REQUIREMENT: Pull each line containing "両面シリンダー" out of the data and copy it.

SOURCE RECORDS:
☆ ☆ ☆ ☆

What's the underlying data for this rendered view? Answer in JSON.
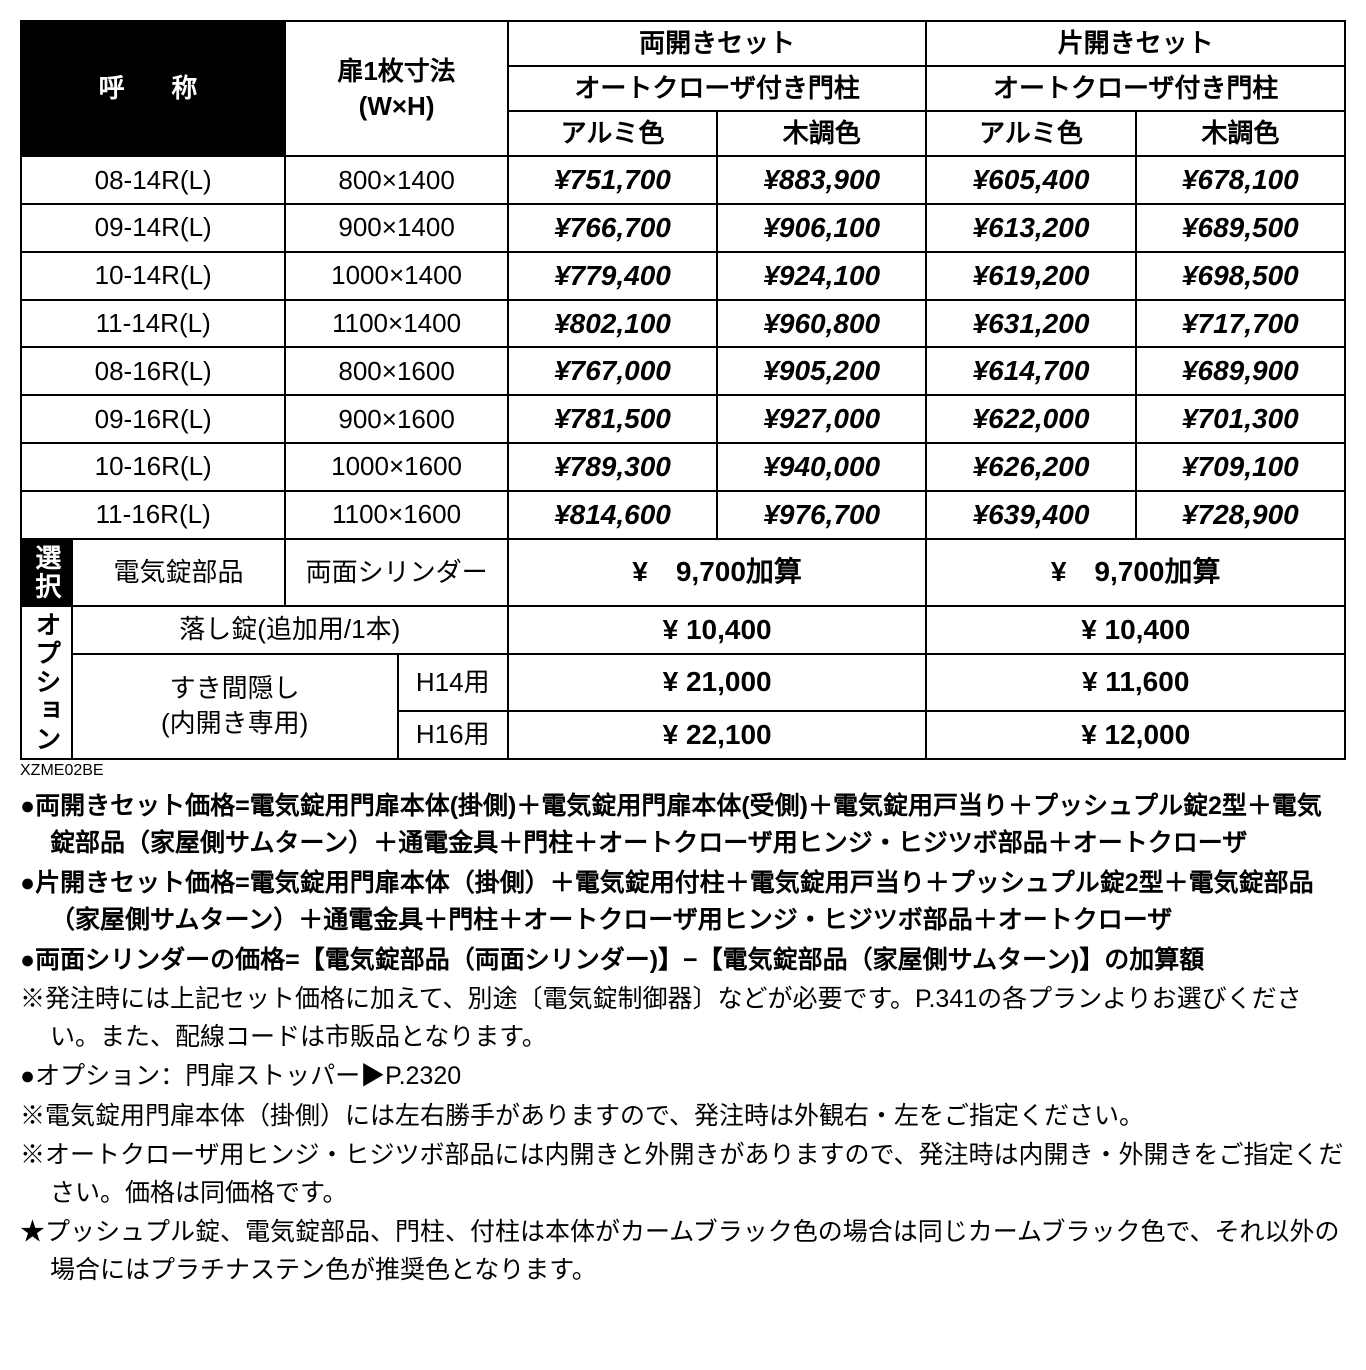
{
  "table": {
    "code": "XZME02BE",
    "colors": {
      "black": "#000000",
      "white": "#ffffff"
    },
    "headers": {
      "name": "呼　称",
      "dim_line1": "扉1枚寸法",
      "dim_line2": "(W×H)",
      "double_set": "両開きセット",
      "single_set": "片開きセット",
      "autocloser": "オートクローザ付き門柱",
      "aluminum": "アルミ色",
      "wood": "木調色"
    },
    "rows": [
      {
        "name": "08-14R(L)",
        "dim": "800×1400",
        "p1": "¥751,700",
        "p2": "¥883,900",
        "p3": "¥605,400",
        "p4": "¥678,100"
      },
      {
        "name": "09-14R(L)",
        "dim": "900×1400",
        "p1": "¥766,700",
        "p2": "¥906,100",
        "p3": "¥613,200",
        "p4": "¥689,500"
      },
      {
        "name": "10-14R(L)",
        "dim": "1000×1400",
        "p1": "¥779,400",
        "p2": "¥924,100",
        "p3": "¥619,200",
        "p4": "¥698,500"
      },
      {
        "name": "11-14R(L)",
        "dim": "1100×1400",
        "p1": "¥802,100",
        "p2": "¥960,800",
        "p3": "¥631,200",
        "p4": "¥717,700"
      },
      {
        "name": "08-16R(L)",
        "dim": "800×1600",
        "p1": "¥767,000",
        "p2": "¥905,200",
        "p3": "¥614,700",
        "p4": "¥689,900"
      },
      {
        "name": "09-16R(L)",
        "dim": "900×1600",
        "p1": "¥781,500",
        "p2": "¥927,000",
        "p3": "¥622,000",
        "p4": "¥701,300"
      },
      {
        "name": "10-16R(L)",
        "dim": "1000×1600",
        "p1": "¥789,300",
        "p2": "¥940,000",
        "p3": "¥626,200",
        "p4": "¥709,100"
      },
      {
        "name": "11-16R(L)",
        "dim": "1100×1600",
        "p1": "¥814,600",
        "p2": "¥976,700",
        "p3": "¥639,400",
        "p4": "¥728,900"
      }
    ],
    "select": {
      "label": "選択",
      "electric_parts": "電気錠部品",
      "double_cylinder": "両面シリンダー",
      "price_both": "¥　9,700加算",
      "price_single": "¥　9,700加算"
    },
    "options": {
      "label": "オプション",
      "drop_lock": "落し錠(追加用/1本)",
      "drop_lock_both": "¥  10,400",
      "drop_lock_single": "¥  10,400",
      "gap_cover_line1": "すき間隠し",
      "gap_cover_line2": "(内開き専用)",
      "h14": "H14用",
      "h14_both": "¥  21,000",
      "h14_single": "¥  11,600",
      "h16": "H16用",
      "h16_both": "¥  22,100",
      "h16_single": "¥  12,000"
    }
  },
  "notes": {
    "n1": "両開きセット価格=電気錠用門扉本体(掛側)＋電気錠用門扉本体(受側)＋電気錠用戸当り＋プッシュプル錠2型＋電気錠部品（家屋側サムターン）＋通電金具＋門柱＋オートクローザ用ヒンジ・ヒジツボ部品＋オートクローザ",
    "n2": "片開きセット価格=電気錠用門扉本体（掛側）＋電気錠用付柱＋電気錠用戸当り＋プッシュプル錠2型＋電気錠部品（家屋側サムターン）＋通電金具＋門柱＋オートクローザ用ヒンジ・ヒジツボ部品＋オートクローザ",
    "n3": "両面シリンダーの価格=【電気錠部品（両面シリンダー)】−【電気錠部品（家屋側サムターン)】の加算額",
    "n4": "発注時には上記セット価格に加えて、別途〔電気錠制御器〕などが必要です。P.341の各プランよりお選びください。また、配線コードは市販品となります。",
    "n5": "オプション：門扉ストッパー▶P.2320",
    "n6": "電気錠用門扉本体（掛側）には左右勝手がありますので、発注時は外観右・左をご指定ください。",
    "n7": "オートクローザ用ヒンジ・ヒジツボ部品には内開きと外開きがありますので、発注時は内開き・外開きをご指定ください。価格は同価格です。",
    "n8": "プッシュプル錠、電気錠部品、門柱、付柱は本体がカームブラック色の場合は同じカームブラック色で、それ以外の場合にはプラチナステン色が推奨色となります。"
  }
}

☆ ☆ ☆ ☆

SOLUTION TO THIS TASK:
      "double_cylinder": "両面シリンダー",
    "n3": "両面シリンダーの価格=【電気錠部品（両面シリンダー)】−【電気錠部品（家屋側サムターン)】の加算額",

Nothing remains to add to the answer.